— start Dataset records —

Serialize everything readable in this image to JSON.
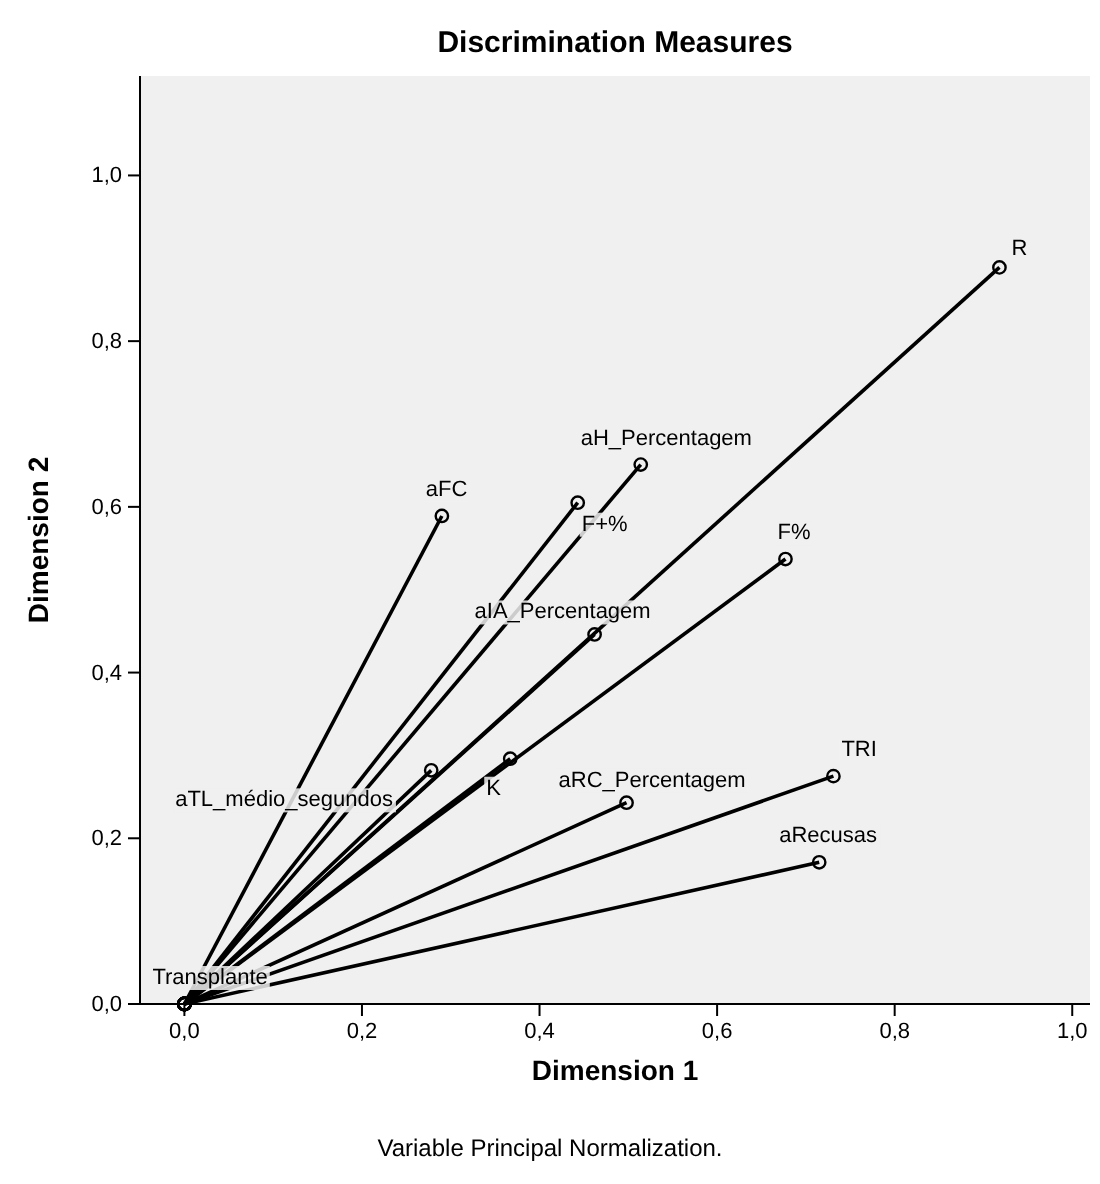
{
  "chart_data": {
    "type": "line",
    "title": "Discrimination Measures",
    "xlabel": "Dimension 1",
    "ylabel": "Dimension 2",
    "annotations": [
      "Variable Principal Normalization."
    ],
    "xlim": [
      -0.05,
      1.02
    ],
    "ylim": [
      0,
      1.12
    ],
    "xticks": [
      {
        "value": 0,
        "label": "0,0"
      },
      {
        "value": 0.2,
        "label": "0,2"
      },
      {
        "value": 0.4,
        "label": "0,4"
      },
      {
        "value": 0.6,
        "label": "0,6"
      },
      {
        "value": 0.8,
        "label": "0,8"
      },
      {
        "value": 1,
        "label": "1,0"
      }
    ],
    "yticks": [
      {
        "value": 0,
        "label": "0,0"
      },
      {
        "value": 0.2,
        "label": "0,2"
      },
      {
        "value": 0.4,
        "label": "0,4"
      },
      {
        "value": 0.6,
        "label": "0,6"
      },
      {
        "value": 0.8,
        "label": "0,8"
      },
      {
        "value": 1,
        "label": "1,0"
      }
    ],
    "marker": "circle",
    "legend": false,
    "grid": false,
    "series": [
      {
        "name": "R",
        "color": "#000000",
        "x": [
          0,
          0.918
        ],
        "values": [
          0,
          0.889
        ]
      },
      {
        "name": "aH_Percentagem",
        "color": "#000000",
        "x": [
          0,
          0.514
        ],
        "values": [
          0,
          0.651
        ]
      },
      {
        "name": "F+%",
        "color": "#000000",
        "x": [
          0,
          0.443
        ],
        "values": [
          0,
          0.605
        ]
      },
      {
        "name": "aFC",
        "color": "#000000",
        "x": [
          0,
          0.29
        ],
        "values": [
          0,
          0.589
        ]
      },
      {
        "name": "F%",
        "color": "#000000",
        "x": [
          0,
          0.677
        ],
        "values": [
          0,
          0.537
        ]
      },
      {
        "name": "aIA_Percentagem",
        "color": "#000000",
        "x": [
          0,
          0.462
        ],
        "values": [
          0,
          0.446
        ]
      },
      {
        "name": "K",
        "color": "#000000",
        "x": [
          0,
          0.367
        ],
        "values": [
          0,
          0.296
        ]
      },
      {
        "name": "aTL_médio_segundos",
        "color": "#000000",
        "x": [
          0,
          0.278
        ],
        "values": [
          0,
          0.282
        ]
      },
      {
        "name": "TRI",
        "color": "#000000",
        "x": [
          0,
          0.731
        ],
        "values": [
          0,
          0.275
        ]
      },
      {
        "name": "aRC_Percentagem",
        "color": "#000000",
        "x": [
          0,
          0.498
        ],
        "values": [
          0,
          0.243
        ]
      },
      {
        "name": "aRecusas",
        "color": "#000000",
        "x": [
          0,
          0.715
        ],
        "values": [
          0,
          0.171
        ]
      },
      {
        "name": "Transplante",
        "type": "scatter",
        "color": "#000000",
        "x": [
          0
        ],
        "values": [
          0
        ]
      }
    ]
  }
}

— end Dataset records —

Exercise description:
Quote the data above in full, leaving out the pictures it holds.

Expected output:
Serialize everything readable in this image to JSON.
{
  "chart_data": {
    "type": "line",
    "title": "Discrimination Measures",
    "xlabel": "Dimension 1",
    "ylabel": "Dimension 2",
    "annotations": [
      "Variable Principal Normalization."
    ],
    "xlim": [
      -0.05,
      1.02
    ],
    "ylim": [
      0,
      1.12
    ],
    "xticks": [
      {
        "value": 0,
        "label": "0,0"
      },
      {
        "value": 0.2,
        "label": "0,2"
      },
      {
        "value": 0.4,
        "label": "0,4"
      },
      {
        "value": 0.6,
        "label": "0,6"
      },
      {
        "value": 0.8,
        "label": "0,8"
      },
      {
        "value": 1,
        "label": "1,0"
      }
    ],
    "yticks": [
      {
        "value": 0,
        "label": "0,0"
      },
      {
        "value": 0.2,
        "label": "0,2"
      },
      {
        "value": 0.4,
        "label": "0,4"
      },
      {
        "value": 0.6,
        "label": "0,6"
      },
      {
        "value": 0.8,
        "label": "0,8"
      },
      {
        "value": 1,
        "label": "1,0"
      }
    ],
    "marker": "circle",
    "legend": false,
    "grid": false,
    "series": [
      {
        "name": "R",
        "color": "#000000",
        "x": [
          0,
          0.918
        ],
        "values": [
          0,
          0.889
        ]
      },
      {
        "name": "aH_Percentagem",
        "color": "#000000",
        "x": [
          0,
          0.514
        ],
        "values": [
          0,
          0.651
        ]
      },
      {
        "name": "F+%",
        "color": "#000000",
        "x": [
          0,
          0.443
        ],
        "values": [
          0,
          0.605
        ]
      },
      {
        "name": "aFC",
        "color": "#000000",
        "x": [
          0,
          0.29
        ],
        "values": [
          0,
          0.589
        ]
      },
      {
        "name": "F%",
        "color": "#000000",
        "x": [
          0,
          0.677
        ],
        "values": [
          0,
          0.537
        ]
      },
      {
        "name": "aIA_Percentagem",
        "color": "#000000",
        "x": [
          0,
          0.462
        ],
        "values": [
          0,
          0.446
        ]
      },
      {
        "name": "K",
        "color": "#000000",
        "x": [
          0,
          0.367
        ],
        "values": [
          0,
          0.296
        ]
      },
      {
        "name": "aTL_médio_segundos",
        "color": "#000000",
        "x": [
          0,
          0.278
        ],
        "values": [
          0,
          0.282
        ]
      },
      {
        "name": "TRI",
        "color": "#000000",
        "x": [
          0,
          0.731
        ],
        "values": [
          0,
          0.275
        ]
      },
      {
        "name": "aRC_Percentagem",
        "color": "#000000",
        "x": [
          0,
          0.498
        ],
        "values": [
          0,
          0.243
        ]
      },
      {
        "name": "aRecusas",
        "color": "#000000",
        "x": [
          0,
          0.715
        ],
        "values": [
          0,
          0.171
        ]
      },
      {
        "name": "Transplante",
        "type": "scatter",
        "color": "#000000",
        "x": [
          0
        ],
        "values": [
          0
        ]
      }
    ]
  }
}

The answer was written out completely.